++++ Data in this exercise ++++

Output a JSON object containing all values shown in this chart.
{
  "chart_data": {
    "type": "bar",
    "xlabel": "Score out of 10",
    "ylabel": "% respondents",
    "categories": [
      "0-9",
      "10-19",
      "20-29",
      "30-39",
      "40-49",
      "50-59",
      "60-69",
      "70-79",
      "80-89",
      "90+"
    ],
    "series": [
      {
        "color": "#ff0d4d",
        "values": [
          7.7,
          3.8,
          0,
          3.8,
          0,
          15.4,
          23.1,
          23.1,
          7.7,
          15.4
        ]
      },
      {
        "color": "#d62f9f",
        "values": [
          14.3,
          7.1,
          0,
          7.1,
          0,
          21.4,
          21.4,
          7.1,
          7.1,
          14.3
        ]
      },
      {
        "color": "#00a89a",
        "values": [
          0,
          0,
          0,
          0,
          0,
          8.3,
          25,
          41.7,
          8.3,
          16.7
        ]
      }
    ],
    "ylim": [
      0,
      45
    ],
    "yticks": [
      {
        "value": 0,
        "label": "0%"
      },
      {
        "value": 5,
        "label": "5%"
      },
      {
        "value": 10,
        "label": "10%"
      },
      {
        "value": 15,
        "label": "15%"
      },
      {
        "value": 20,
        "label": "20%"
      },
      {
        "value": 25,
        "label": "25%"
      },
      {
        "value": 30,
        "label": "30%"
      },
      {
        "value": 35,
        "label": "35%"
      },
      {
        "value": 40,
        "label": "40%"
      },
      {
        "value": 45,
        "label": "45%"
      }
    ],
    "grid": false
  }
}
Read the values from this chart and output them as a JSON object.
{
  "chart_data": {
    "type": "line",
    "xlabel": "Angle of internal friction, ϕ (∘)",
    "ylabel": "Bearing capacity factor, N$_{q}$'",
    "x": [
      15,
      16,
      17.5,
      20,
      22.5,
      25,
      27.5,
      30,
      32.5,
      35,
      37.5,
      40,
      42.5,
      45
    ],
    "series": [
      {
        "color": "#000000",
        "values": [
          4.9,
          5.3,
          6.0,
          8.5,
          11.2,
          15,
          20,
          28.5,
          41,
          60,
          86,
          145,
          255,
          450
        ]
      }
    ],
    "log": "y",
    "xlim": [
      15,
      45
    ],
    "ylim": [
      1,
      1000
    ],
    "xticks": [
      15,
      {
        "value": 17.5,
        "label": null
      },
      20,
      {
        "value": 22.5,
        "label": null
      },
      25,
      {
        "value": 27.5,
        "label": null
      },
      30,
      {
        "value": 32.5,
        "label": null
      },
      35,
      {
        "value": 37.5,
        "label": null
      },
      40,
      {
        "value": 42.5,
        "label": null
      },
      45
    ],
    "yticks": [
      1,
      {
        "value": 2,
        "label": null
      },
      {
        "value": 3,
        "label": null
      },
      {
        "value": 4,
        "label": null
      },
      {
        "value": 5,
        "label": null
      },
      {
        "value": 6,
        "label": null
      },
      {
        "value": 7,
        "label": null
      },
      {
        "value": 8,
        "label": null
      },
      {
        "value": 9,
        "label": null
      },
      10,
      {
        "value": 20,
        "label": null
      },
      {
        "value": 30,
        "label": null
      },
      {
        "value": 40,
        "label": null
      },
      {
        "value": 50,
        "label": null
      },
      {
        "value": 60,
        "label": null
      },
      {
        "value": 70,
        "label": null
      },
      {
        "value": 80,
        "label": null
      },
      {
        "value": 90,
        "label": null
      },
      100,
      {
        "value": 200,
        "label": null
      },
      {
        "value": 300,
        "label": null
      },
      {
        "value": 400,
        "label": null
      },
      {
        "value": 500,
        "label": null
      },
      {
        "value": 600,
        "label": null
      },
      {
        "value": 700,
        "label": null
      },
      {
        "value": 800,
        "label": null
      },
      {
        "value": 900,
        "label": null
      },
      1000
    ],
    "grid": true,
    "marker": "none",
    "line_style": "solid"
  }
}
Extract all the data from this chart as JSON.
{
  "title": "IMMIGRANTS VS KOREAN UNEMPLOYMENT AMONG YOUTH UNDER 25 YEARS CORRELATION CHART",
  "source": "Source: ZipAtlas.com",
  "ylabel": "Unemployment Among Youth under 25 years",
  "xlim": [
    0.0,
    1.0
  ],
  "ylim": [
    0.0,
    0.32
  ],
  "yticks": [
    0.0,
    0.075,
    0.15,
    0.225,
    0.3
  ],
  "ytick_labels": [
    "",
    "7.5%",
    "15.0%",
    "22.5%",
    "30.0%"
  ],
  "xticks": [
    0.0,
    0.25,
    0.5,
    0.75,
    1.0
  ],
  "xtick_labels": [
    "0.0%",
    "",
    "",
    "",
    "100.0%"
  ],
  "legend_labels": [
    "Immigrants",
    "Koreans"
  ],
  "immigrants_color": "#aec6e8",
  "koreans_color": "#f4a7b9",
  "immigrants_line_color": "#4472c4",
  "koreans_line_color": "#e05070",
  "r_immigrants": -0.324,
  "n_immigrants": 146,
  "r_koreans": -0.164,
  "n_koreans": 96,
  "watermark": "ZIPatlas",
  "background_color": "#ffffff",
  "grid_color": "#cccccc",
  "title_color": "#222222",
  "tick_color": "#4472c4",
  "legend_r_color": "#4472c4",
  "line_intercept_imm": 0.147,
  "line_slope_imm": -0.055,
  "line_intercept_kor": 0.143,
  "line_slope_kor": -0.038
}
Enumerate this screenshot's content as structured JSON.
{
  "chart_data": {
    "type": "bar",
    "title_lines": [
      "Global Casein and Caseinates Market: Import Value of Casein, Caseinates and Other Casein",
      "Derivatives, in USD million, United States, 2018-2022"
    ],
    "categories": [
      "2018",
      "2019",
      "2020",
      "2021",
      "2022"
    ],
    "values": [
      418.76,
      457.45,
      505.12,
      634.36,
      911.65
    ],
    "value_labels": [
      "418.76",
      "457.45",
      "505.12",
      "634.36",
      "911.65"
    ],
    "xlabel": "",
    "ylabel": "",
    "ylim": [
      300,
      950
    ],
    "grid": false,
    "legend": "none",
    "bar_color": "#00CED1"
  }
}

++++

» **Short exercise**: Repeat only the stretch of lines that opens with the line containing "Extract all the data from this chart as JSON." and closes with the final line of the entries, both included, exactly as written.

» **Completed exercise**:
Extract all the data from this chart as JSON.
{
  "title": "IMMIGRANTS VS KOREAN UNEMPLOYMENT AMONG YOUTH UNDER 25 YEARS CORRELATION CHART",
  "source": "Source: ZipAtlas.com",
  "ylabel": "Unemployment Among Youth under 25 years",
  "xlim": [
    0.0,
    1.0
  ],
  "ylim": [
    0.0,
    0.32
  ],
  "yticks": [
    0.0,
    0.075,
    0.15,
    0.225,
    0.3
  ],
  "ytick_labels": [
    "",
    "7.5%",
    "15.0%",
    "22.5%",
    "30.0%"
  ],
  "xticks": [
    0.0,
    0.25,
    0.5,
    0.75,
    1.0
  ],
  "xtick_labels": [
    "0.0%",
    "",
    "",
    "",
    "100.0%"
  ],
  "legend_labels": [
    "Immigrants",
    "Koreans"
  ],
  "immigrants_color": "#aec6e8",
  "koreans_color": "#f4a7b9",
  "immigrants_line_color": "#4472c4",
  "koreans_line_color": "#e05070",
  "r_immigrants": -0.324,
  "n_immigrants": 146,
  "r_koreans": -0.164,
  "n_koreans": 96,
  "watermark": "ZIPatlas",
  "background_color": "#ffffff",
  "grid_color": "#cccccc",
  "title_color": "#222222",
  "tick_color": "#4472c4",
  "legend_r_color": "#4472c4",
  "line_intercept_imm": 0.147,
  "line_slope_imm": -0.055,
  "line_intercept_kor": 0.143,
  "line_slope_kor": -0.038
}
Enumerate this screenshot's content as structured JSON.
{
  "chart_data": {
    "type": "bar",
    "title_lines": [
      "Global Casein and Caseinates Market: Import Value of Casein, Caseinates and Other Casein",
      "Derivatives, in USD million, United States, 2018-2022"
    ],
    "categories": [
      "2018",
      "2019",
      "2020",
      "2021",
      "2022"
    ],
    "values": [
      418.76,
      457.45,
      505.12,
      634.36,
      911.65
    ],
    "value_labels": [
      "418.76",
      "457.45",
      "505.12",
      "634.36",
      "911.65"
    ],
    "xlabel": "",
    "ylabel": "",
    "ylim": [
      300,
      950
    ],
    "grid": false,
    "legend": "none",
    "bar_color": "#00CED1"
  }
}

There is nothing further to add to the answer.